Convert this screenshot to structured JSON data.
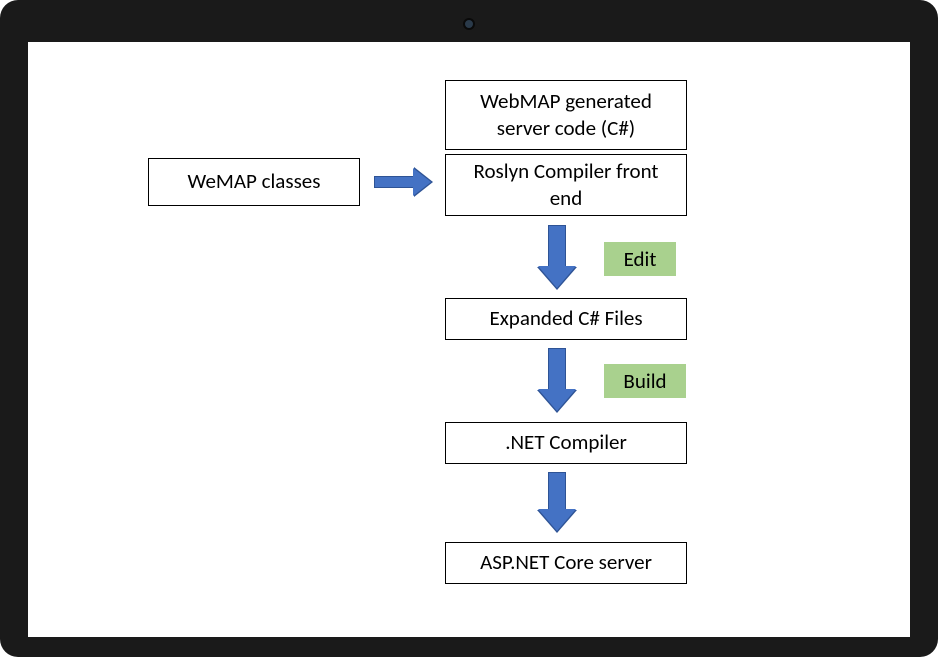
{
  "diagram": {
    "nodes": {
      "wemap_classes": "WeMAP classes",
      "webmap_generated": "WebMAP generated server code (C#)",
      "roslyn": "Roslyn Compiler front end",
      "expanded": "Expanded C# Files",
      "net_compiler": ".NET Compiler",
      "asp_net": "ASP.NET Core server"
    },
    "badges": {
      "edit": "Edit",
      "build": "Build"
    }
  }
}
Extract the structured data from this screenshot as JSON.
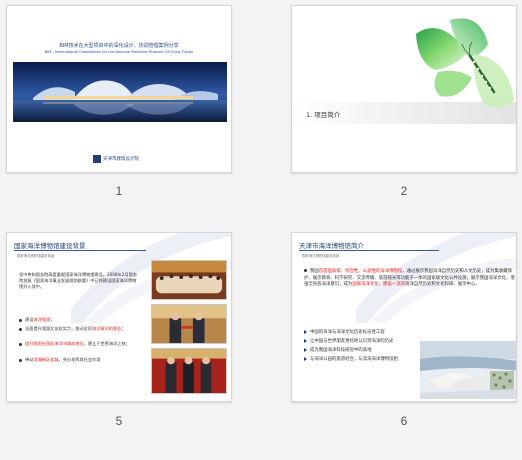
{
  "slides": [
    {
      "number": "1",
      "title": "BIM技术在大型项目中的深化设计、协调管理案例分享",
      "subtitle": "BIM - International Competition for the National Maritime Museum Of China,Tianjin",
      "logo_text": "天津市建筑设计院"
    },
    {
      "number": "2",
      "title": "1. 项目简介"
    },
    {
      "number": "5",
      "title": "国家海洋博物馆建设背景",
      "subtitle": "国家海洋博物馆建设背景",
      "paragraph": "党中央和国务院高度重视国家海洋博物馆建设。2008年2月国务院批复《国家海洋事业发展规划纲要》中已将建设国家海洋博物馆列入其中。",
      "bullets": [
        {
          "pre": "建设",
          "red": "海洋强国",
          "post": "；"
        },
        {
          "pre": "全面提升我国文化软实力，推动全民",
          "red": "海洋意识的普及",
          "post": "；"
        },
        {
          "pre": "",
          "red": "提升我国在国际海洋领域的地位",
          "post": "，建立于世界海洋之林；"
        },
        {
          "pre": "带动",
          "red": "滨海新区发展",
          "post": "，充分发挥其社会作用"
        }
      ]
    },
    {
      "number": "6",
      "title": "天津市海洋博物馆简介",
      "subtitle": "国家海洋博物馆建设背景",
      "intro": {
        "pre": "我国",
        "red1": "首座国家级、综合性、公益性的海洋博物馆",
        "mid": "，通过展示我国海洋自然历史和人文历史，成为集收藏保护、展示教育、科学研究、交流传播、旅游观光等功能于一体的国家级文化公共设施，展示我国海洋文化，增强全民族海洋意识，成为",
        "red2": "国家海洋文化、建设一流的",
        "post": "海洋自然历史和文化科研、展示中心。"
      },
      "list": [
        "中国的海洋与海洋文化历史标志性工程",
        "让中国与世界朋友更好地认识到海洋的历史",
        "成为我国海洋科技研究中的高地",
        "与海洋公园的旅游结合，与滨海海洋博物馆相"
      ]
    }
  ]
}
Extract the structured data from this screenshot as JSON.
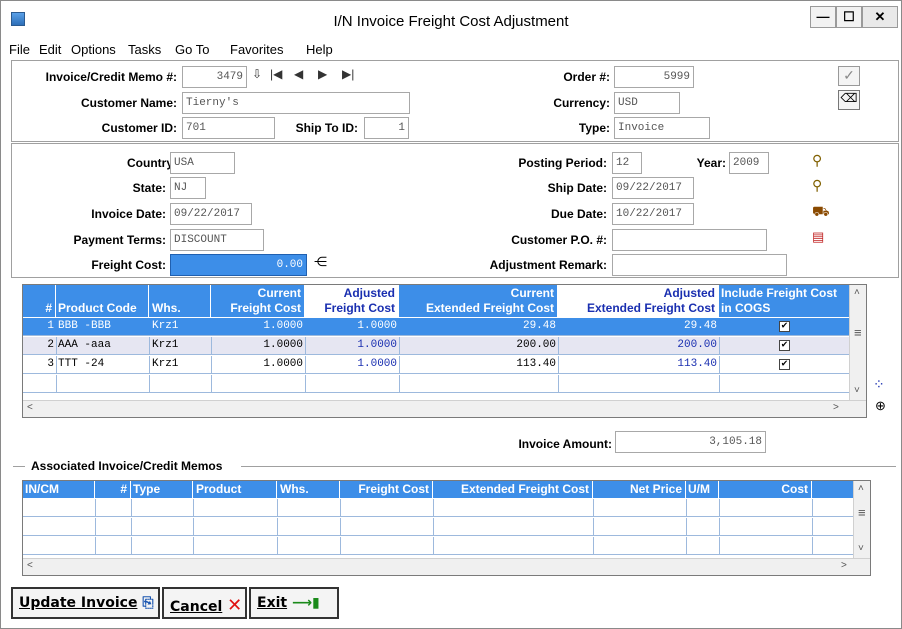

_Your task:_ Pictures stay out; repeat all the rest of the records exactly.

_Exercise solution:_
Convert this screenshot to structured JSON data.
{
  "diagram": {
    "nodes": {
      "wemap_classes": "WeMAP classes",
      "webmap_generated": "WebMAP generated server code (C#)",
      "roslyn": "Roslyn Compiler front end",
      "expanded": "Expanded C# Files",
      "net_compiler": ".NET Compiler",
      "asp_net": "ASP.NET Core server"
    },
    "badges": {
      "edit": "Edit",
      "build": "Build"
    }
  }
}
Extract the structured data from this screenshot as JSON.
{
  "slides": [
    {
      "number": "1",
      "title": "BIM技术在大型项目中的深化设计、协调管理案例分享",
      "subtitle": "BIM - International Competition for the National Maritime Museum Of China,Tianjin",
      "logo_text": "天津市建筑设计院"
    },
    {
      "number": "2",
      "title": "1. 项目简介"
    },
    {
      "number": "5",
      "title": "国家海洋博物馆建设背景",
      "subtitle": "国家海洋博物馆建设背景",
      "paragraph": "党中央和国务院高度重视国家海洋博物馆建设。2008年2月国务院批复《国家海洋事业发展规划纲要》中已将建设国家海洋博物馆列入其中。",
      "bullets": [
        {
          "pre": "建设",
          "red": "海洋强国",
          "post": "；"
        },
        {
          "pre": "全面提升我国文化软实力，推动全民",
          "red": "海洋意识的普及",
          "post": "；"
        },
        {
          "pre": "",
          "red": "提升我国在国际海洋领域的地位",
          "post": "，建立于世界海洋之林；"
        },
        {
          "pre": "带动",
          "red": "滨海新区发展",
          "post": "，充分发挥其社会作用"
        }
      ]
    },
    {
      "number": "6",
      "title": "天津市海洋博物馆简介",
      "subtitle": "国家海洋博物馆建设背景",
      "intro": {
        "pre": "我国",
        "red1": "首座国家级、综合性、公益性的海洋博物馆",
        "mid": "，通过展示我国海洋自然历史和人文历史，成为集收藏保护、展示教育、科学研究、交流传播、旅游观光等功能于一体的国家级文化公共设施，展示我国海洋文化，增强全民族海洋意识，成为",
        "red2": "国家海洋文化、建设一流的",
        "post": "海洋自然历史和文化科研、展示中心。"
      },
      "list": [
        "中国的海洋与海洋文化历史标志性工程",
        "让中国与世界朋友更好地认识到海洋的历史",
        "成为我国海洋科技研究中的高地",
        "与海洋公园的旅游结合，与滨海海洋博物馆相"
      ]
    }
  ]
}
Extract the structured data from this screenshot as JSON.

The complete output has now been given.